━━━ Information given

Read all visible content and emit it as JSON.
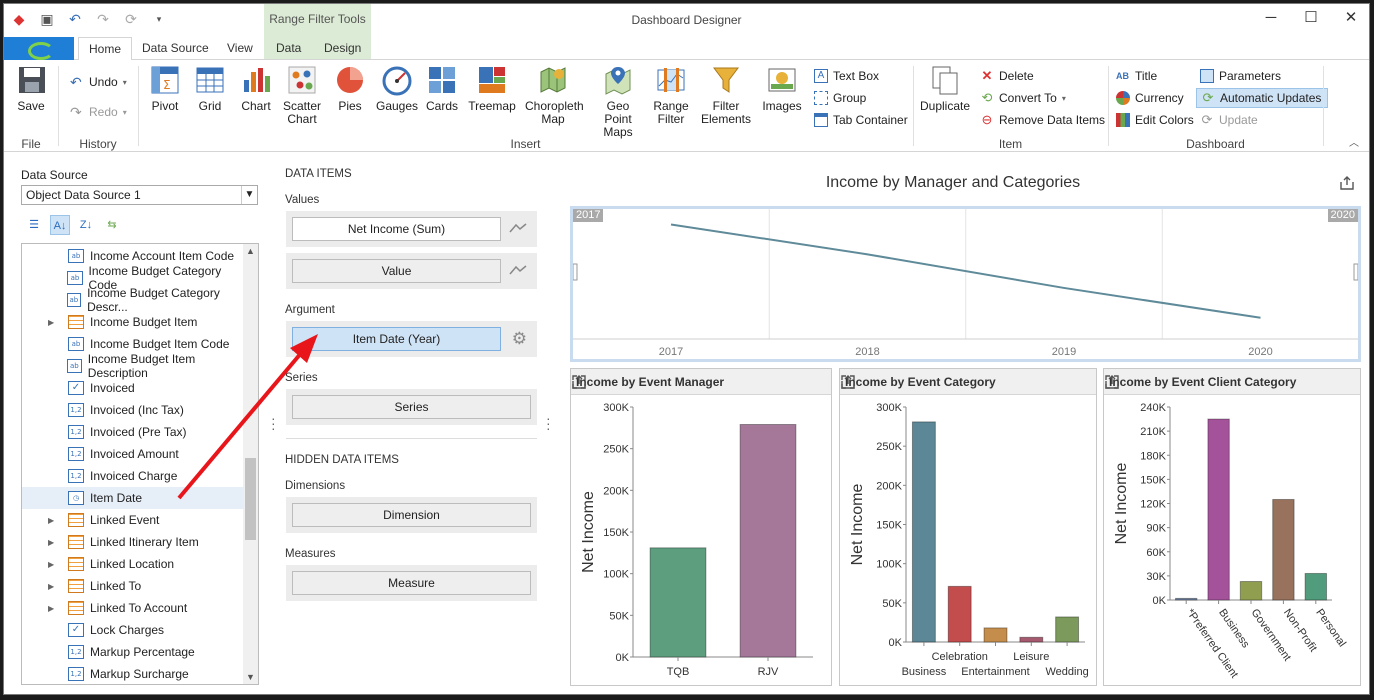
{
  "window": {
    "title": "Dashboard Designer",
    "context_group": "Range Filter Tools"
  },
  "tabs": [
    "Home",
    "Data Source",
    "View",
    "Data",
    "Design"
  ],
  "ribbon": {
    "file": {
      "group": "File",
      "save": "Save"
    },
    "history": {
      "group": "History",
      "undo": "Undo",
      "redo": "Redo"
    },
    "insert": {
      "group": "Insert",
      "items": [
        "Pivot",
        "Grid",
        "Chart",
        "Scatter Chart",
        "Pies",
        "Gauges",
        "Cards",
        "Treemap",
        "Choropleth Map",
        "Geo Point Maps",
        "Range Filter",
        "Filter Elements",
        "Images"
      ],
      "small": [
        "Text Box",
        "Group",
        "Tab Container"
      ]
    },
    "item": {
      "group": "Item",
      "duplicate": "Duplicate",
      "delete": "Delete",
      "convert_to": "Convert To",
      "remove_data_items": "Remove Data Items"
    },
    "dashboard": {
      "group": "Dashboard",
      "title": "Title",
      "currency": "Currency",
      "edit_colors": "Edit Colors",
      "parameters": "Parameters",
      "automatic_updates": "Automatic Updates",
      "update": "Update"
    }
  },
  "data_source": {
    "label": "Data Source",
    "selected": "Object Data Source 1",
    "fields": [
      {
        "label": "Income Account Item Code",
        "type": "text",
        "expandable": false
      },
      {
        "label": "Income Budget Category Code",
        "type": "text",
        "expandable": false
      },
      {
        "label": "Income Budget Category Descr...",
        "type": "text",
        "expandable": false
      },
      {
        "label": "Income Budget Item",
        "type": "table",
        "expandable": true
      },
      {
        "label": "Income Budget Item Code",
        "type": "text",
        "expandable": false
      },
      {
        "label": "Income Budget Item Description",
        "type": "text",
        "expandable": false
      },
      {
        "label": "Invoiced",
        "type": "bool",
        "expandable": false
      },
      {
        "label": "Invoiced (Inc Tax)",
        "type": "num",
        "expandable": false
      },
      {
        "label": "Invoiced (Pre Tax)",
        "type": "num",
        "expandable": false
      },
      {
        "label": "Invoiced Amount",
        "type": "num",
        "expandable": false
      },
      {
        "label": "Invoiced Charge",
        "type": "num",
        "expandable": false
      },
      {
        "label": "Item Date",
        "type": "date",
        "expandable": false,
        "selected": true
      },
      {
        "label": "Linked Event",
        "type": "table",
        "expandable": true
      },
      {
        "label": "Linked Itinerary Item",
        "type": "table",
        "expandable": true
      },
      {
        "label": "Linked Location",
        "type": "table",
        "expandable": true
      },
      {
        "label": "Linked To",
        "type": "table",
        "expandable": true
      },
      {
        "label": "Linked To Account",
        "type": "table",
        "expandable": true
      },
      {
        "label": "Lock Charges",
        "type": "bool",
        "expandable": false
      },
      {
        "label": "Markup Percentage",
        "type": "num",
        "expandable": false
      },
      {
        "label": "Markup Surcharge",
        "type": "num",
        "expandable": false
      }
    ]
  },
  "data_items": {
    "heading": "DATA ITEMS",
    "values_label": "Values",
    "values": [
      "Net Income (Sum)",
      "Value"
    ],
    "argument_label": "Argument",
    "argument": "Item Date (Year)",
    "series_label": "Series",
    "series": "Series",
    "hidden_heading": "HIDDEN DATA ITEMS",
    "dimensions_label": "Dimensions",
    "dimension": "Dimension",
    "measures_label": "Measures",
    "measure": "Measure"
  },
  "dashboard": {
    "title": "Income by Manager and Categories",
    "range_filter": {
      "start_label": "2017",
      "end_label": "2020"
    }
  },
  "chart_data": [
    {
      "type": "line",
      "title": "",
      "x": [
        "2017",
        "2018",
        "2019",
        "2020"
      ],
      "series": [
        {
          "values": [
            280000,
            200000,
            110000,
            30000
          ]
        }
      ],
      "color": "#5e8a99"
    },
    {
      "type": "bar",
      "title": "Income by Event Manager",
      "ylabel": "Net Income",
      "categories": [
        "TQB",
        "RJV"
      ],
      "values": [
        131000,
        279000
      ],
      "colors": [
        "#5d9e7f",
        "#a5789a"
      ],
      "ylim": [
        0,
        300000
      ],
      "yticks": [
        "0K",
        "50K",
        "100K",
        "150K",
        "200K",
        "250K",
        "300K"
      ]
    },
    {
      "type": "bar",
      "title": "Income by Event Category",
      "ylabel": "Net Income",
      "categories": [
        "Business",
        "Celebration",
        "Entertainment",
        "Leisure",
        "Wedding"
      ],
      "values": [
        281000,
        71000,
        18000,
        6000,
        32000
      ],
      "colors": [
        "#5c8796",
        "#c34c4d",
        "#c48d4c",
        "#a65a6f",
        "#7b9a5c"
      ],
      "ylim": [
        0,
        300000
      ],
      "yticks": [
        "0K",
        "50K",
        "100K",
        "150K",
        "200K",
        "250K",
        "300K"
      ]
    },
    {
      "type": "bar",
      "title": "Income by Event Client Category",
      "ylabel": "Net Income",
      "categories": [
        "*Preferred Client",
        "Business",
        "Government",
        "Non-Profit",
        "Personal"
      ],
      "values": [
        2000,
        225000,
        23000,
        125000,
        33000
      ],
      "colors": [
        "#6c7fa0",
        "#a4539b",
        "#8f9f4f",
        "#98725d",
        "#509c7c"
      ],
      "ylim": [
        0,
        240000
      ],
      "yticks": [
        "0K",
        "30K",
        "60K",
        "90K",
        "120K",
        "150K",
        "180K",
        "210K",
        "240K"
      ]
    }
  ]
}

━━━━━━

Challenge: Report how many lines in these entries contain "Category". Answer with the number only.

Exercise response: 4